Exercise: Select every line below containing the word "ylabel".

==== Data provided

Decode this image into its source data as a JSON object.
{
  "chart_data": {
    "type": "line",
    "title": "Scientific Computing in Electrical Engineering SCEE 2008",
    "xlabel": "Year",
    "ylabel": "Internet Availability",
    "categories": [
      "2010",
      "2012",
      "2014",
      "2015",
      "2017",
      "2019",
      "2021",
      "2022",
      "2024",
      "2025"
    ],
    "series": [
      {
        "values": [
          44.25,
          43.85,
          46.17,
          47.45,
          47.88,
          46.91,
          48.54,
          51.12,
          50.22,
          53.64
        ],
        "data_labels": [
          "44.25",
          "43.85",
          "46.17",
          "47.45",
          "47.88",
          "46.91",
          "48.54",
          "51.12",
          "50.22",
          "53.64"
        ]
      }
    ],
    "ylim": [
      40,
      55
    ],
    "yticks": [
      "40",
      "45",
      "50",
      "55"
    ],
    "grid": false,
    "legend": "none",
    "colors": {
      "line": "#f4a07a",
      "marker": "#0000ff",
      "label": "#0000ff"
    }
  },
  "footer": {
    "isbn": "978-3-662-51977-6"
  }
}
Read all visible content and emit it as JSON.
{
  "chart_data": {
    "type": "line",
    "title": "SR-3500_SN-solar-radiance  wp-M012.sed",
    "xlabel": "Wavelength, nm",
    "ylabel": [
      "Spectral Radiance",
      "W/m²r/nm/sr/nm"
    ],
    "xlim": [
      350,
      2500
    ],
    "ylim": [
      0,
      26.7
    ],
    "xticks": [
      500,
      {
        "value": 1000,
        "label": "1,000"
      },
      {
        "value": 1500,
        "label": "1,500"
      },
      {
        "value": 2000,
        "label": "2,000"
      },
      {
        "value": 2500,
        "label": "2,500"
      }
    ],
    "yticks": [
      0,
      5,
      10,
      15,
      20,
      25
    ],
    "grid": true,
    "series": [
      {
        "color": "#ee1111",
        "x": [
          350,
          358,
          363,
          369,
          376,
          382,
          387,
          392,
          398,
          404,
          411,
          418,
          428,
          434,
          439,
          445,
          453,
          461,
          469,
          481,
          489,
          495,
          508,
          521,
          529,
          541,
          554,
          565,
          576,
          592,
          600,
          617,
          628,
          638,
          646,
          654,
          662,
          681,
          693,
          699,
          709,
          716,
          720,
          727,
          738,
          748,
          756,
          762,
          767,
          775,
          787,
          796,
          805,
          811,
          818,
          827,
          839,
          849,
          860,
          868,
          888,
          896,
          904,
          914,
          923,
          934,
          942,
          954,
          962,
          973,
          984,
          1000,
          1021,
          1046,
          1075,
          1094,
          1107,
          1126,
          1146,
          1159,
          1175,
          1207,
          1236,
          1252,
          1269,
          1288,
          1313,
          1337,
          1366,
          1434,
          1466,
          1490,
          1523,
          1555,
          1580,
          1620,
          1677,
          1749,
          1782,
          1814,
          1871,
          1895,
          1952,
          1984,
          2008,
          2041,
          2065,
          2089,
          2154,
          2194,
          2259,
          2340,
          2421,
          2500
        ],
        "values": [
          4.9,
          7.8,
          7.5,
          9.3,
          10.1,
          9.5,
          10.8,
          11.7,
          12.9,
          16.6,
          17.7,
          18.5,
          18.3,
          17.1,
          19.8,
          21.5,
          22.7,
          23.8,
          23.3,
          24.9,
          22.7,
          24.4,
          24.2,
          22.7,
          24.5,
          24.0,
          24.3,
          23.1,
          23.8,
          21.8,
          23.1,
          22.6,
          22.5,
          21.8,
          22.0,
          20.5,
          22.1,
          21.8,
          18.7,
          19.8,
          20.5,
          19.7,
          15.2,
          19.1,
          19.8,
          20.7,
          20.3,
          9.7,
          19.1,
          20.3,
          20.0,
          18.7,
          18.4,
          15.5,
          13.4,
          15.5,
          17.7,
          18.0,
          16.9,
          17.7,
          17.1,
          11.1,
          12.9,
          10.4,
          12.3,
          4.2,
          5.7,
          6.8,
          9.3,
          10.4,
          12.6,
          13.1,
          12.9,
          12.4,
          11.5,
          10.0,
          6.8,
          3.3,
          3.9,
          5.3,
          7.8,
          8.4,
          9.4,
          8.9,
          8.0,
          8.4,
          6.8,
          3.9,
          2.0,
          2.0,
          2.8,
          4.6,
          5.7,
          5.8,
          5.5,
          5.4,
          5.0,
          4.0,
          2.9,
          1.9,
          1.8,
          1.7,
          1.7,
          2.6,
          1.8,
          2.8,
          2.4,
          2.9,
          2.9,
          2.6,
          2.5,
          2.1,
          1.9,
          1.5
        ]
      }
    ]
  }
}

========

Answer to this task:
    "ylabel": "Internet Availability",
    "ylabel": [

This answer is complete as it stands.